[Supplied records start]
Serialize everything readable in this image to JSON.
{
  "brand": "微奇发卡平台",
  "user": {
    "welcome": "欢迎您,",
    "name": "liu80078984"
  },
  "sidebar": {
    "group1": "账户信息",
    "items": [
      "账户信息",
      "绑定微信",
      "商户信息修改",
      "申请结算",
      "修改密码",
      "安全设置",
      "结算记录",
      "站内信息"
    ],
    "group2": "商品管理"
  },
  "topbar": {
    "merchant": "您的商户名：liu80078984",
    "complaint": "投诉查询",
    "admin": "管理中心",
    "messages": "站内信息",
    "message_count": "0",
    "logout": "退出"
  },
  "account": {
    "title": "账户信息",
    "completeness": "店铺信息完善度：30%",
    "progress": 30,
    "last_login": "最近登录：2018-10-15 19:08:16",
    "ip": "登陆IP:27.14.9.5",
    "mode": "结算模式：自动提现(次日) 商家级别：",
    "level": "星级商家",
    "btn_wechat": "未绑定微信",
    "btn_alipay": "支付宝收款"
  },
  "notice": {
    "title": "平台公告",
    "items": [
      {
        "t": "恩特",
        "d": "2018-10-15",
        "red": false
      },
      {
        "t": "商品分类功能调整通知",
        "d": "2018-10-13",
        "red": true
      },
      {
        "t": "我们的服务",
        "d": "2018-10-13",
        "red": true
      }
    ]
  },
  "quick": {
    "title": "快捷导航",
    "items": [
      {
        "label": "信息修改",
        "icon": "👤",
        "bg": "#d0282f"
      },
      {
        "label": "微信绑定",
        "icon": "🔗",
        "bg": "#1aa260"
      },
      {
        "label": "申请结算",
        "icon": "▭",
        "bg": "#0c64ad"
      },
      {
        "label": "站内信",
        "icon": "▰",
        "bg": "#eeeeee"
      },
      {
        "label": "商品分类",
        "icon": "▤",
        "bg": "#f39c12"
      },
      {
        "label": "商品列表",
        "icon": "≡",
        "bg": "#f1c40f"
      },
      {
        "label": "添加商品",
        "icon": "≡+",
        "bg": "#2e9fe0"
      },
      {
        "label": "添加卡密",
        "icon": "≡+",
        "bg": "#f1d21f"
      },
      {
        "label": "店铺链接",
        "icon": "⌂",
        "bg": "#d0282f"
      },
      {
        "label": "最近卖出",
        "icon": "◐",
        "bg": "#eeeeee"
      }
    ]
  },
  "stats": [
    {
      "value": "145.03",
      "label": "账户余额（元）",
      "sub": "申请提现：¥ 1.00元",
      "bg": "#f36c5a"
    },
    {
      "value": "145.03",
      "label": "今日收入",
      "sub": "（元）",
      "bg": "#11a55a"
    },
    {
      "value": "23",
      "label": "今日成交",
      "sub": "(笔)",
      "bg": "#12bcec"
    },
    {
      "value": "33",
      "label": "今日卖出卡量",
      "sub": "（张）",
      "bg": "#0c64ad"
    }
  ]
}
[Supplied records end]
■ Stated exercise
Look through the records and gather every line containing "icon".

■ Response
        "icon": "👤",
        "icon": "🔗",
        "icon": "▭",
        "icon": "▰",
        "icon": "▤",
        "icon": "≡",
        "icon": "≡+",
        "icon": "≡+",
        "icon": "⌂",
        "icon": "◐",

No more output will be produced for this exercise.